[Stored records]
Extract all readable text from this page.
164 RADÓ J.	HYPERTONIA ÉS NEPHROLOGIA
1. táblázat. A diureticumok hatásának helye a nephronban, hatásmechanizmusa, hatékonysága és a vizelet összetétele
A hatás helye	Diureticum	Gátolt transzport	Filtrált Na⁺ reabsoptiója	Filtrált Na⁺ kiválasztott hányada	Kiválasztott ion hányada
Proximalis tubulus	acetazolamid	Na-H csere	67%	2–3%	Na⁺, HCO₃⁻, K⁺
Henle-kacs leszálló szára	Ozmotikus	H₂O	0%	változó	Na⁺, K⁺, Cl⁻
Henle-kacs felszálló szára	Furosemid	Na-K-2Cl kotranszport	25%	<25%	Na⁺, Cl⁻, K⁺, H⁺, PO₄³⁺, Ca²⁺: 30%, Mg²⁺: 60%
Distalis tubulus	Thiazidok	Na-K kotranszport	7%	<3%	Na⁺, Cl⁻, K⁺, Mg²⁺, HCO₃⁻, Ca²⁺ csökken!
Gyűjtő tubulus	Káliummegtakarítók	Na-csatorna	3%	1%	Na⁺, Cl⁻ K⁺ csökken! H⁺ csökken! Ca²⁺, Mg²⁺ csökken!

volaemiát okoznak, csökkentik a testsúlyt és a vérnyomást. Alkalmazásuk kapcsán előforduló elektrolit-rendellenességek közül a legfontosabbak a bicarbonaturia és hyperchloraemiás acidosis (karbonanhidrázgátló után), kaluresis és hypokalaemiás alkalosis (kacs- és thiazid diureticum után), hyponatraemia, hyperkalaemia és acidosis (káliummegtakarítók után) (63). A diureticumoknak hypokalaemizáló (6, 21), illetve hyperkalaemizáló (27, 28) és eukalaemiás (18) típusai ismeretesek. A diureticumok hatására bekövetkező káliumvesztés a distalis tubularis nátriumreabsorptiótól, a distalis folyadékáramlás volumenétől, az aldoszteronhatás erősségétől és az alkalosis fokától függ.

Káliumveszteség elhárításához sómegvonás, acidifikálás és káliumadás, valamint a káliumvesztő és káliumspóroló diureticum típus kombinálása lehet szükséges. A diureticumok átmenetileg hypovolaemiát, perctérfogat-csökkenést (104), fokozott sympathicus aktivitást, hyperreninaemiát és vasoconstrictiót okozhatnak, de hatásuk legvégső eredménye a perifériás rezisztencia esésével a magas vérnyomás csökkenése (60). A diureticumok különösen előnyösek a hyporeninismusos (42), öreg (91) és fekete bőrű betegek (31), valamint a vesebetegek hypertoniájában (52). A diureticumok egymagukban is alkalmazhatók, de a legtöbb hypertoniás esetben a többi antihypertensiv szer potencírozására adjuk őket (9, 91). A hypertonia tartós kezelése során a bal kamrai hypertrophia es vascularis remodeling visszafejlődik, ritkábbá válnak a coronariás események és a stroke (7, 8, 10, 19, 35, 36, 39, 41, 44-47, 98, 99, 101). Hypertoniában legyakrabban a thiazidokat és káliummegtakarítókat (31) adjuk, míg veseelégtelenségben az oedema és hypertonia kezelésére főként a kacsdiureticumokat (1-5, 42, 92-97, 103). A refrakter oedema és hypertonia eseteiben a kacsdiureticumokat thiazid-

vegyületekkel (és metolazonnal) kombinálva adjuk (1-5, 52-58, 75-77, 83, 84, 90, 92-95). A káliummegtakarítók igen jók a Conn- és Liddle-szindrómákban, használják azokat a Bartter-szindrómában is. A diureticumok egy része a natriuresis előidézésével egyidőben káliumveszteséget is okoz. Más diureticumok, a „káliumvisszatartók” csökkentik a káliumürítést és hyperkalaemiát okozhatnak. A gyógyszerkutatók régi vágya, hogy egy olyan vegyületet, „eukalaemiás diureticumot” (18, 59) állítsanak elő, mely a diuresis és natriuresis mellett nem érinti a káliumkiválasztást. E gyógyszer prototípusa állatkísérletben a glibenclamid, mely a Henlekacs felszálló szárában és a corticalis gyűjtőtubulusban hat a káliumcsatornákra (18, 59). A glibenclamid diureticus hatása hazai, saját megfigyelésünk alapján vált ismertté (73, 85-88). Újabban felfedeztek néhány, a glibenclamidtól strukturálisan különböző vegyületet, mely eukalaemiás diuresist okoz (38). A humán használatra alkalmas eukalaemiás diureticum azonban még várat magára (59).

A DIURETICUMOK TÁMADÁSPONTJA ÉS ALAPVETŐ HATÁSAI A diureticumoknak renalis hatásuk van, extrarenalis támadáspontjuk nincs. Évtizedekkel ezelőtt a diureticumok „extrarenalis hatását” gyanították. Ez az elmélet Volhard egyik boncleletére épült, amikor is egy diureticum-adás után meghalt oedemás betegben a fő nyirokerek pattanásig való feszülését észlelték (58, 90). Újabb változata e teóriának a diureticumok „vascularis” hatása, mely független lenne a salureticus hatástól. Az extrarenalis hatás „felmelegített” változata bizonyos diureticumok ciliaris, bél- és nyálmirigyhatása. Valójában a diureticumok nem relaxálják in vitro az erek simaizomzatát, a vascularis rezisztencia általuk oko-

> [Requirements]:
Print the material above once more, exactly.

> [Output of the exercise]:
Extract all readable text from this page.
164 RADÓ J.	HYPERTONIA ÉS NEPHROLOGIA
1. táblázat. A diureticumok hatásának helye a nephronban, hatásmechanizmusa, hatékonysága és a vizelet összetétele
A hatás helye	Diureticum	Gátolt transzport	Filtrált Na⁺ reabsoptiója	Filtrált Na⁺ kiválasztott hányada	Kiválasztott ion hányada
Proximalis tubulus	acetazolamid	Na-H csere	67%	2–3%	Na⁺, HCO₃⁻, K⁺
Henle-kacs leszálló szára	Ozmotikus	H₂O	0%	változó	Na⁺, K⁺, Cl⁻
Henle-kacs felszálló szára	Furosemid	Na-K-2Cl kotranszport	25%	<25%	Na⁺, Cl⁻, K⁺, H⁺, PO₄³⁺, Ca²⁺: 30%, Mg²⁺: 60%
Distalis tubulus	Thiazidok	Na-K kotranszport	7%	<3%	Na⁺, Cl⁻, K⁺, Mg²⁺, HCO₃⁻, Ca²⁺ csökken!
Gyűjtő tubulus	Káliummegtakarítók	Na-csatorna	3%	1%	Na⁺, Cl⁻ K⁺ csökken! H⁺ csökken! Ca²⁺, Mg²⁺ csökken!

volaemiát okoznak, csökkentik a testsúlyt és a vérnyomást. Alkalmazásuk kapcsán előforduló elektrolit-rendellenességek közül a legfontosabbak a bicarbonaturia és hyperchloraemiás acidosis (karbonanhidrázgátló után), kaluresis és hypokalaemiás alkalosis (kacs- és thiazid diureticum után), hyponatraemia, hyperkalaemia és acidosis (káliummegtakarítók után) (63). A diureticumoknak hypokalaemizáló (6, 21), illetve hyperkalaemizáló (27, 28) és eukalaemiás (18) típusai ismeretesek. A diureticumok hatására bekövetkező káliumvesztés a distalis tubularis nátriumreabsorptiótól, a distalis folyadékáramlás volumenétől, az aldoszteronhatás erősségétől és az alkalosis fokától függ.

Káliumveszteség elhárításához sómegvonás, acidifikálás és káliumadás, valamint a káliumvesztő és káliumspóroló diureticum típus kombinálása lehet szükséges. A diureticumok átmenetileg hypovolaemiát, perctérfogat-csökkenést (104), fokozott sympathicus aktivitást, hyperreninaemiát és vasoconstrictiót okozhatnak, de hatásuk legvégső eredménye a perifériás rezisztencia esésével a magas vérnyomás csökkenése (60). A diureticumok különösen előnyösek a hyporeninismusos (42), öreg (91) és fekete bőrű betegek (31), valamint a vesebetegek hypertoniájában (52). A diureticumok egymagukban is alkalmazhatók, de a legtöbb hypertoniás esetben a többi antihypertensiv szer potencírozására adjuk őket (9, 91). A hypertonia tartós kezelése során a bal kamrai hypertrophia es vascularis remodeling visszafejlődik, ritkábbá válnak a coronariás események és a stroke (7, 8, 10, 19, 35, 36, 39, 41, 44-47, 98, 99, 101). Hypertoniában legyakrabban a thiazidokat és káliummegtakarítókat (31) adjuk, míg veseelégtelenségben az oedema és hypertonia kezelésére főként a kacsdiureticumokat (1-5, 42, 92-97, 103). A refrakter oedema és hypertonia eseteiben a kacsdiureticumokat thiazid-

vegyületekkel (és metolazonnal) kombinálva adjuk (1-5, 52-58, 75-77, 83, 84, 90, 92-95). A káliummegtakarítók igen jók a Conn- és Liddle-szindrómákban, használják azokat a Bartter-szindrómában is. A diureticumok egy része a natriuresis előidézésével egyidőben káliumveszteséget is okoz. Más diureticumok, a „káliumvisszatartók” csökkentik a káliumürítést és hyperkalaemiát okozhatnak. A gyógyszerkutatók régi vágya, hogy egy olyan vegyületet, „eukalaemiás diureticumot” (18, 59) állítsanak elő, mely a diuresis és natriuresis mellett nem érinti a káliumkiválasztást. E gyógyszer prototípusa állatkísérletben a glibenclamid, mely a Henlekacs felszálló szárában és a corticalis gyűjtőtubulusban hat a káliumcsatornákra (18, 59). A glibenclamid diureticus hatása hazai, saját megfigyelésünk alapján vált ismertté (73, 85-88). Újabban felfedeztek néhány, a glibenclamidtól strukturálisan különböző vegyületet, mely eukalaemiás diuresist okoz (38). A humán használatra alkalmas eukalaemiás diureticum azonban még várat magára (59).

A DIURETICUMOK TÁMADÁSPONTJA ÉS ALAPVETŐ HATÁSAI A diureticumoknak renalis hatásuk van, extrarenalis támadáspontjuk nincs. Évtizedekkel ezelőtt a diureticumok „extrarenalis hatását” gyanították. Ez az elmélet Volhard egyik boncleletére épült, amikor is egy diureticum-adás után meghalt oedemás betegben a fő nyirokerek pattanásig való feszülését észlelték (58, 90). Újabb változata e teóriának a diureticumok „vascularis” hatása, mely független lenne a salureticus hatástól. Az extrarenalis hatás „felmelegített” változata bizonyos diureticumok ciliaris, bél- és nyálmirigyhatása. Valójában a diureticumok nem relaxálják in vitro az erek simaizomzatát, a vascularis rezisztencia általuk oko-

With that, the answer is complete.